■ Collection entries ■
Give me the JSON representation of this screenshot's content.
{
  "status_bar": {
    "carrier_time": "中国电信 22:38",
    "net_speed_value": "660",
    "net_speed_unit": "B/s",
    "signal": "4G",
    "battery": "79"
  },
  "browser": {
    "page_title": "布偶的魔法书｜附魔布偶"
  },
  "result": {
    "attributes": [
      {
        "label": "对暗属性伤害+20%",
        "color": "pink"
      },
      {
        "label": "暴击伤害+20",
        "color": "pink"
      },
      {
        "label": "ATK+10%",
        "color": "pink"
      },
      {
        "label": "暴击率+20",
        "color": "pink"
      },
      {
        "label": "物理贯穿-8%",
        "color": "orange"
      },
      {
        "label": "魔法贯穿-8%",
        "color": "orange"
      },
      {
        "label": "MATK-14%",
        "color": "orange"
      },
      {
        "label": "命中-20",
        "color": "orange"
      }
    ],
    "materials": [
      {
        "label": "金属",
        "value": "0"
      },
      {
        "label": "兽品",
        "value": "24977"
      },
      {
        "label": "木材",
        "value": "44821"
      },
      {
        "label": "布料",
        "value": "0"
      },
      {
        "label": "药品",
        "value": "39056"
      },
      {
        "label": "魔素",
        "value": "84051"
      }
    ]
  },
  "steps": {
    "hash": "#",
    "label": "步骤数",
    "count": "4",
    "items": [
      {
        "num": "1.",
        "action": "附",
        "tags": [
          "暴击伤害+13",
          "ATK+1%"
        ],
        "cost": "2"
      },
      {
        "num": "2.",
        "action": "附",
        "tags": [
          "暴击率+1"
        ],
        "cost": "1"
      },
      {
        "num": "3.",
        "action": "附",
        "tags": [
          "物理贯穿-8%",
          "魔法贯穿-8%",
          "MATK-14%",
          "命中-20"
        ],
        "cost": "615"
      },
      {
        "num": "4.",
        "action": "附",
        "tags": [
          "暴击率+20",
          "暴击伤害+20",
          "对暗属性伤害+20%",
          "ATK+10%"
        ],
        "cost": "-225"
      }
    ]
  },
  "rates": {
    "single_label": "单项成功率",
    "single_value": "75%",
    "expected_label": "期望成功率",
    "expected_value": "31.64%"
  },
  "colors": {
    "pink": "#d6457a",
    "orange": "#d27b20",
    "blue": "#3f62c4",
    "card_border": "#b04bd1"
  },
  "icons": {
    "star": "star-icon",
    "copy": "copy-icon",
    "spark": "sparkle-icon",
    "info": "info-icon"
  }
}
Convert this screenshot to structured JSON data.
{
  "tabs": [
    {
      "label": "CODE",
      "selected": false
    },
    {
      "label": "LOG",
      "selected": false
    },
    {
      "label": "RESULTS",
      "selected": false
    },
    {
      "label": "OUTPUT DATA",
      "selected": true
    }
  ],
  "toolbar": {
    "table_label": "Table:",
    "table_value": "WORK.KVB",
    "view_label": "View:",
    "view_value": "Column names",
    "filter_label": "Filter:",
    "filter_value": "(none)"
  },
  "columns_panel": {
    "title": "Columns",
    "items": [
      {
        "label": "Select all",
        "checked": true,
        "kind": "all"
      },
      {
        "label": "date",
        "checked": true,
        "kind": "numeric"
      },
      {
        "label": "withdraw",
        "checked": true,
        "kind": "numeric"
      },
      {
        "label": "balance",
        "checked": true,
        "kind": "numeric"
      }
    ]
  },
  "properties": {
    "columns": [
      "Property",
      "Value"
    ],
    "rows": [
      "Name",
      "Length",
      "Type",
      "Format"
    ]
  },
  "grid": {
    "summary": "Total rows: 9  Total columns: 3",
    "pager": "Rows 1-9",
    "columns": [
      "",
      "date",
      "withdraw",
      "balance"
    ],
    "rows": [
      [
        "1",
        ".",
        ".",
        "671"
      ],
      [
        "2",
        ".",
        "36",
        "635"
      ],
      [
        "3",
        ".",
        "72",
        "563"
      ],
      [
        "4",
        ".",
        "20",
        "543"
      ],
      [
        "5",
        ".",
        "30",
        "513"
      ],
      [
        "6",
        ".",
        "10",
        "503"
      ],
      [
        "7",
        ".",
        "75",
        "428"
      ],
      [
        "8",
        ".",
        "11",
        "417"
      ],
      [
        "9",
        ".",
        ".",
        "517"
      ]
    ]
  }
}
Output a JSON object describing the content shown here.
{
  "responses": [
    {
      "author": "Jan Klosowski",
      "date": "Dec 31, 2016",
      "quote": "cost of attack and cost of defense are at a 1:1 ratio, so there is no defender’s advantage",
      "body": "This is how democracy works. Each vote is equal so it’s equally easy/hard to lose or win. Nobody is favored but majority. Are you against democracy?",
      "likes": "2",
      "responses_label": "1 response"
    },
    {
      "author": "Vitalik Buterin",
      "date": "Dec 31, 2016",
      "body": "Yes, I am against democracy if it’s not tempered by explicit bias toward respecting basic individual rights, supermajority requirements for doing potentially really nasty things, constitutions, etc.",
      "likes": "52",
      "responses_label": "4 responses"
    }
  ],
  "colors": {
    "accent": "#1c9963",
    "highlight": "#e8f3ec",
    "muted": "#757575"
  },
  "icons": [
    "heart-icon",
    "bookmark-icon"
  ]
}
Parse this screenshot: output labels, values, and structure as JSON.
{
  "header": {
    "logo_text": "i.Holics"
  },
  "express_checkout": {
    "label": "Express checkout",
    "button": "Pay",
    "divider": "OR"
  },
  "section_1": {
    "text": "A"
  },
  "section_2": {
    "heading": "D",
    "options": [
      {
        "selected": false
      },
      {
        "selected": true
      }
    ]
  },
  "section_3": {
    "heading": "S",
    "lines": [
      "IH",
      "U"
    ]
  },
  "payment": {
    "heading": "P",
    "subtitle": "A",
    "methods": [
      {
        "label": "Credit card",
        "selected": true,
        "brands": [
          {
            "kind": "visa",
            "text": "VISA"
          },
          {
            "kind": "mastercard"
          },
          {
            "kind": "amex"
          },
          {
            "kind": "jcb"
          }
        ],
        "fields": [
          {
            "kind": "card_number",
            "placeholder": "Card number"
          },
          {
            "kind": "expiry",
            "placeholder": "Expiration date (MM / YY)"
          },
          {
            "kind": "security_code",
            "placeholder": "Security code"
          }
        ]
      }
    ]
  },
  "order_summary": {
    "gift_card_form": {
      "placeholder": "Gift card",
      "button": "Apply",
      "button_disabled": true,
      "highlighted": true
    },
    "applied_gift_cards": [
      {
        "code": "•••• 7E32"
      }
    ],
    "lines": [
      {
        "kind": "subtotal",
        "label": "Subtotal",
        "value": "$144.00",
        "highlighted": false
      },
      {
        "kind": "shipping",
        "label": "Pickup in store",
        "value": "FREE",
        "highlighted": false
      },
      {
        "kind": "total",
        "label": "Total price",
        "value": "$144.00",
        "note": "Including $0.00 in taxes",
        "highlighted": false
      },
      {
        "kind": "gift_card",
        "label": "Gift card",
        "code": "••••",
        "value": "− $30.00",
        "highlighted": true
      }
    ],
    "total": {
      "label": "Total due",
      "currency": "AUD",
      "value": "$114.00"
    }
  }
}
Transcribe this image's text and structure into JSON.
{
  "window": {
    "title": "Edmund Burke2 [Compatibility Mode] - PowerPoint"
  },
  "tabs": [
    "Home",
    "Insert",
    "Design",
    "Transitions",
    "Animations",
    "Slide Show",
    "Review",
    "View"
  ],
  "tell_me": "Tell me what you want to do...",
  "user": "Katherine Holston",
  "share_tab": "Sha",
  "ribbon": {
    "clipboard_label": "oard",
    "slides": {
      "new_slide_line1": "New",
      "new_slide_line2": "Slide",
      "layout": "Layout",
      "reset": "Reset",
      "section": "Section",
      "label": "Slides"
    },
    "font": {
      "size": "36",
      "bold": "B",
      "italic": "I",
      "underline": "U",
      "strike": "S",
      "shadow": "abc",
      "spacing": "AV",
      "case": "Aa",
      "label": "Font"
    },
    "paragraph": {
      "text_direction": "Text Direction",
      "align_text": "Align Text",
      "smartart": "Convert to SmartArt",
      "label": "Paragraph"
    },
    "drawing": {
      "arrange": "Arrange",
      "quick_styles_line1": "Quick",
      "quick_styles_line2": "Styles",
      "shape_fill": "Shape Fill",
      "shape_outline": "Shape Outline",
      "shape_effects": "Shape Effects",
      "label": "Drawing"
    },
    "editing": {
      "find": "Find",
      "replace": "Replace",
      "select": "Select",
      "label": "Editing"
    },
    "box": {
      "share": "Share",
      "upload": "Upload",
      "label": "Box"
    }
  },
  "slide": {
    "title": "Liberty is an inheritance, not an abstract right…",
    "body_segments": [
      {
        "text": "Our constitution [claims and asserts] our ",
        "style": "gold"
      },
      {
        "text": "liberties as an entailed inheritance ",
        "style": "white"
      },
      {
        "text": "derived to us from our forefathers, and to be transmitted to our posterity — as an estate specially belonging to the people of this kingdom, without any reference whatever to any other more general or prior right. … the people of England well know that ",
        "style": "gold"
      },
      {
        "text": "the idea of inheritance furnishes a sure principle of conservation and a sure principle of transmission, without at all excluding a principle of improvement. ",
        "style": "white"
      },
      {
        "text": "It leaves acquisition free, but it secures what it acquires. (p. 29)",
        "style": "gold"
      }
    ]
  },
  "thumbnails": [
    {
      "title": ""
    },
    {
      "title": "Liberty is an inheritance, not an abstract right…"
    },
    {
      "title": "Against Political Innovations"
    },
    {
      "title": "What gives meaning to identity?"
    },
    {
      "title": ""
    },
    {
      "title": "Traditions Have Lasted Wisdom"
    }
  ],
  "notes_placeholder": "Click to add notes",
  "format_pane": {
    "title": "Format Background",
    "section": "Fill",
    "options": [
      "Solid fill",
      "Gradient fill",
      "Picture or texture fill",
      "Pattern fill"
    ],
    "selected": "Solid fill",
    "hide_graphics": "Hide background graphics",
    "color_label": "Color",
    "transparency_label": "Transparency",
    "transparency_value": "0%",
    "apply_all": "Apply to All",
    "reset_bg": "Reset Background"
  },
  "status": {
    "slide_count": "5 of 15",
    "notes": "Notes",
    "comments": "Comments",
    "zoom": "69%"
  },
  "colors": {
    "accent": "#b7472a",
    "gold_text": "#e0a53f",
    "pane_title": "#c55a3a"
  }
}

■ OBJECTIVE ■
From the data, pick out every line that includes "JSON".

■ ANSWER TO THIS PROBLEM ■
Give me the JSON representation of this screenshot's content.
Convert this screenshot to structured JSON data.
Output a JSON object describing the content shown here.
Parse this screenshot: output labels, values, and structure as JSON.
Transcribe this image's text and structure into JSON.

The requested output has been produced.